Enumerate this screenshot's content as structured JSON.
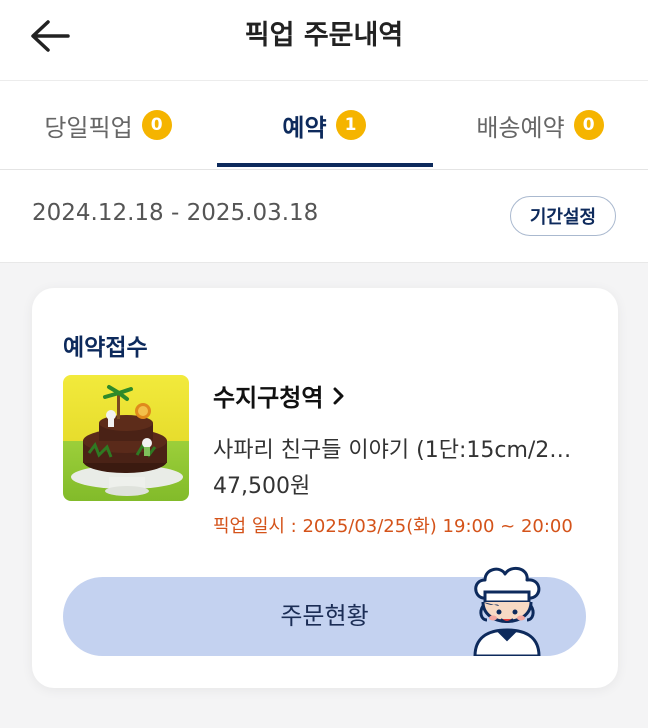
{
  "header": {
    "title": "픽업 주문내역"
  },
  "tabs": [
    {
      "label": "당일픽업",
      "count": "0",
      "active": false
    },
    {
      "label": "예약",
      "count": "1",
      "active": true
    },
    {
      "label": "배송예약",
      "count": "0",
      "active": false
    }
  ],
  "period": {
    "range": "2024.12.18 - 2025.03.18",
    "button": "기간설정"
  },
  "order": {
    "status": "예약접수",
    "store": "수지구청역",
    "product": "사파리 친구들 이야기 (1단:15cm/2…",
    "price": "47,500원",
    "pickup_time": "픽업 일시 : 2025/03/25(화) 19:00 ~ 20:00",
    "action_button": "주문현황"
  },
  "colors": {
    "navy": "#0d2a5c",
    "badge": "#f5b400",
    "pickup_text": "#d4531a",
    "action_button_bg": "#c4d2f0"
  },
  "icons": [
    "back-arrow-icon",
    "chevron-right-icon",
    "chef-mascot-icon"
  ]
}
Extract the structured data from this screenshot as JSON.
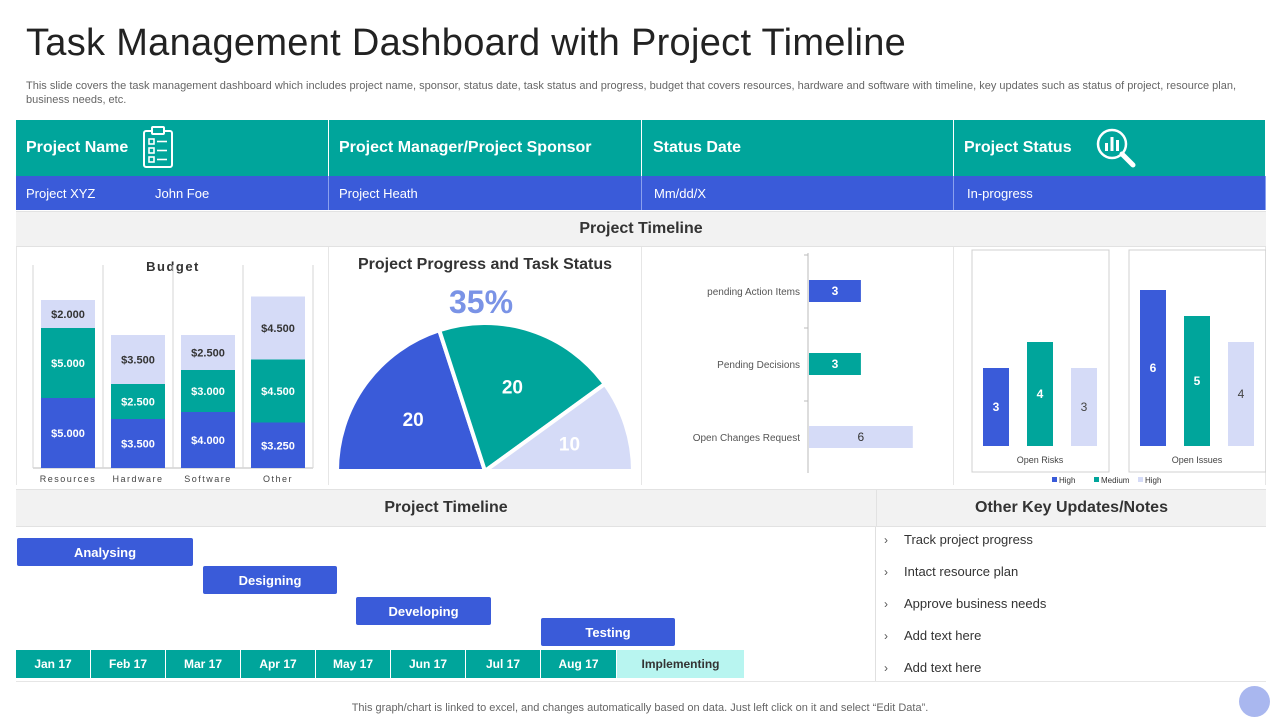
{
  "title": "Task Management Dashboard with Project Timeline",
  "subtitle": "This slide covers the task management dashboard which includes project name, sponsor, status date, task status and progress, budget that covers resources, hardware and software with timeline, key updates such as status of project, resource plan, business needs, etc.",
  "header": {
    "columns": [
      "Project Name",
      "Project Manager/Project Sponsor",
      "Status Date",
      "Project Status"
    ],
    "values": {
      "project": "Project XYZ",
      "owner": "John Foe",
      "manager": "Project Heath",
      "date": "Mm/dd/X",
      "status": "In-progress"
    }
  },
  "timeline_band_top": "Project Timeline",
  "timeline_band_bottom": "Project Timeline",
  "notes_band": "Other Key Updates/Notes",
  "notes": [
    "Track project progress",
    "Intact resource plan",
    "Approve  business needs",
    "Add text here",
    "Add text here"
  ],
  "gantt": {
    "tasks": [
      {
        "label": "Analysing",
        "start": "Jan 17",
        "end": "Mar 17"
      },
      {
        "label": "Designing",
        "start": "Mar 17",
        "end": "Apr 17"
      },
      {
        "label": "Developing",
        "start": "May 17",
        "end": "Jul 17"
      },
      {
        "label": "Testing",
        "start": "Jul 17",
        "end": "Sep 17"
      }
    ],
    "months": [
      "Jan 17",
      "Feb 17",
      "Mar 17",
      "Apr 17",
      "May 17",
      "Jun 17",
      "Jul 17",
      "Aug 17"
    ],
    "implementing_label": "Implementing"
  },
  "colors": {
    "teal": "#00A59B",
    "blue": "#3A5BD9",
    "light": "#D5DBF7",
    "lightteal": "#B8F5F0"
  },
  "footer": "This graph/chart is linked to excel,  and changes automatically based on data. Just left click on it and select “Edit Data”.",
  "chart_data": [
    {
      "type": "bar",
      "title": "Budget",
      "stacked": true,
      "categories": [
        "Resources",
        "Hardware",
        "Software",
        "Other"
      ],
      "series": [
        {
          "values": [
            5000,
            3500,
            4000,
            3250
          ],
          "labels": [
            "$5.000",
            "$3.500",
            "$4.000",
            "$3.250"
          ],
          "color": "#3A5BD9"
        },
        {
          "values": [
            5000,
            2500,
            3000,
            4500
          ],
          "labels": [
            "$5.000",
            "$2.500",
            "$3.000",
            "$4.500"
          ],
          "color": "#00A59B"
        },
        {
          "values": [
            2000,
            3500,
            2500,
            4500
          ],
          "labels": [
            "$2.000",
            "$3.500",
            "$2.500",
            "$4.500"
          ],
          "color": "#D5DBF7"
        }
      ]
    },
    {
      "type": "pie",
      "title": "Project Progress and Task Status",
      "headline": "35%",
      "half": true,
      "slices": [
        {
          "value": 20,
          "label": "20",
          "color": "#3A5BD9"
        },
        {
          "value": 20,
          "label": "20",
          "color": "#00A59B"
        },
        {
          "value": 10,
          "label": "10",
          "color": "#D5DBF7"
        }
      ]
    },
    {
      "type": "bar",
      "orientation": "horizontal",
      "categories": [
        "pending Action Items",
        "Pending Decisions",
        "Open Changes Request"
      ],
      "values": [
        3,
        3,
        6
      ],
      "colors": [
        "#3A5BD9",
        "#00A59B",
        "#D5DBF7"
      ]
    },
    {
      "type": "bar",
      "xlabel": "Open Risks",
      "categories": [
        "High",
        "Medium",
        "High"
      ],
      "values": [
        3,
        4,
        3
      ],
      "colors": [
        "#3A5BD9",
        "#00A59B",
        "#D5DBF7"
      ]
    },
    {
      "type": "bar",
      "xlabel": "Open Issues",
      "categories": [
        "High",
        "Medium",
        "High"
      ],
      "values": [
        6,
        5,
        4
      ],
      "colors": [
        "#3A5BD9",
        "#00A59B",
        "#D5DBF7"
      ]
    }
  ],
  "legend": [
    "High",
    "Medium",
    "High"
  ]
}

> Goal: Copy every line of the records above that contains "screenshot".

> Result of this exercise:
Enumerate this screenshot's content as structured JSON.
Extract the structured data from this screenshot as JSON.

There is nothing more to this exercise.